◆ **REQUIREMENTS**
Transcribe all records exactly.

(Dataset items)
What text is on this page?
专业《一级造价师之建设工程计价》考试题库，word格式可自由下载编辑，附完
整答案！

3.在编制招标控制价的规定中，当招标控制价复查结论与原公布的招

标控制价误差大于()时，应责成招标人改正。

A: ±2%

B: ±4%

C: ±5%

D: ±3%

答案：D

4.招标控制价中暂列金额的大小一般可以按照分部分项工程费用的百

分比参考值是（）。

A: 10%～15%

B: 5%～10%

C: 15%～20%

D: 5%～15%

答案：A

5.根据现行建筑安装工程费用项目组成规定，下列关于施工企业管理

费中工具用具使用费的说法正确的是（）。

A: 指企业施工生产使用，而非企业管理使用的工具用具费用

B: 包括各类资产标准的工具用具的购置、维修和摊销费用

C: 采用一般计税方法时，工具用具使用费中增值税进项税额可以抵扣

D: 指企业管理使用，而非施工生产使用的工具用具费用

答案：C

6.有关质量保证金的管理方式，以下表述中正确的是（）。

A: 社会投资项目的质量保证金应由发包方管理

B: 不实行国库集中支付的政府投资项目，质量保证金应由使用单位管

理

◆ **OUTPUT FOR THIS EXERCISE**
What text is on this page?
专业《一级造价师之建设工程计价》考试题库，word格式可自由下载编辑，附完
整答案！

3.在编制招标控制价的规定中，当招标控制价复查结论与原公布的招

标控制价误差大于()时，应责成招标人改正。

A: ±2%

B: ±4%

C: ±5%

D: ±3%

答案：D

4.招标控制价中暂列金额的大小一般可以按照分部分项工程费用的百

分比参考值是（）。

A: 10%～15%

B: 5%～10%

C: 15%～20%

D: 5%～15%

答案：A

5.根据现行建筑安装工程费用项目组成规定，下列关于施工企业管理

费中工具用具使用费的说法正确的是（）。

A: 指企业施工生产使用，而非企业管理使用的工具用具费用

B: 包括各类资产标准的工具用具的购置、维修和摊销费用

C: 采用一般计税方法时，工具用具使用费中增值税进项税额可以抵扣

D: 指企业管理使用，而非施工生产使用的工具用具费用

答案：C

6.有关质量保证金的管理方式，以下表述中正确的是（）。

A: 社会投资项目的质量保证金应由发包方管理

B: 不实行国库集中支付的政府投资项目，质量保证金应由使用单位管

理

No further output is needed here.